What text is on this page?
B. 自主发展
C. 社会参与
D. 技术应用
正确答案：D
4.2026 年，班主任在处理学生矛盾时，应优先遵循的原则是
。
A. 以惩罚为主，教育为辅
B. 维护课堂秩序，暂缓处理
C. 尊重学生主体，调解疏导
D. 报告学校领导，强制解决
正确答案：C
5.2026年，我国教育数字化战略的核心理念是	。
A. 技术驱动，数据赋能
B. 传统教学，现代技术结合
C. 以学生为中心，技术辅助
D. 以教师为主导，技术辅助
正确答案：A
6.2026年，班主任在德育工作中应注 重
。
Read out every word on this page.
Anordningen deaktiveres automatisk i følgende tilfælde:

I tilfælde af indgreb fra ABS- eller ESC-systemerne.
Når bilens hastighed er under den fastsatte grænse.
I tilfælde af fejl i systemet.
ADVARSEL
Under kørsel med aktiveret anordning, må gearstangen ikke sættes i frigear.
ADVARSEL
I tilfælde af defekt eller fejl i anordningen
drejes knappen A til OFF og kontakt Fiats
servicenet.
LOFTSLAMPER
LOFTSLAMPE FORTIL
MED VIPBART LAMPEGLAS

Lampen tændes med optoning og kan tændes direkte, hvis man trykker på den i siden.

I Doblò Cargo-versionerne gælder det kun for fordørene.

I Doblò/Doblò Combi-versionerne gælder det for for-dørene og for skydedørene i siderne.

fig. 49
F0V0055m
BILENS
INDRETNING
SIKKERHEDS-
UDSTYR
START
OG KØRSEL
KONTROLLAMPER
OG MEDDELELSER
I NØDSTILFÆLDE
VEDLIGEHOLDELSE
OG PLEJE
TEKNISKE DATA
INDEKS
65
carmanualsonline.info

* * *

Without leaving anything out, give the entries again exactly.

What text is on this page?
B. 自主发展
C. 社会参与
D. 技术应用
正确答案：D
4.2026 年，班主任在处理学生矛盾时，应优先遵循的原则是
。
A. 以惩罚为主，教育为辅
B. 维护课堂秩序，暂缓处理
C. 尊重学生主体，调解疏导
D. 报告学校领导，强制解决
正确答案：C
5.2026年，我国教育数字化战略的核心理念是	。
A. 技术驱动，数据赋能
B. 传统教学，现代技术结合
C. 以学生为中心，技术辅助
D. 以教师为主导，技术辅助
正确答案：A
6.2026年，班主任在德育工作中应注 重
。
Read out every word on this page.
Anordningen deaktiveres automatisk i følgende tilfælde:

I tilfælde af indgreb fra ABS- eller ESC-systemerne.
Når bilens hastighed er under den fastsatte grænse.
I tilfælde af fejl i systemet.
ADVARSEL
Under kørsel med aktiveret anordning, må gearstangen ikke sættes i frigear.
ADVARSEL
I tilfælde af defekt eller fejl i anordningen
drejes knappen A til OFF og kontakt Fiats
servicenet.
LOFTSLAMPER
LOFTSLAMPE FORTIL
MED VIPBART LAMPEGLAS

Lampen tændes med optoning og kan tændes direkte, hvis man trykker på den i siden.

I Doblò Cargo-versionerne gælder det kun for fordørene.

I Doblò/Doblò Combi-versionerne gælder det for for-dørene og for skydedørene i siderne.

fig. 49
F0V0055m
BILENS
INDRETNING
SIKKERHEDS-
UDSTYR
START
OG KØRSEL
KONTROLLAMPER
OG MEDDELELSER
I NØDSTILFÆLDE
VEDLIGEHOLDELSE
OG PLEJE
TEKNISKE DATA
INDEKS
65
carmanualsonline.info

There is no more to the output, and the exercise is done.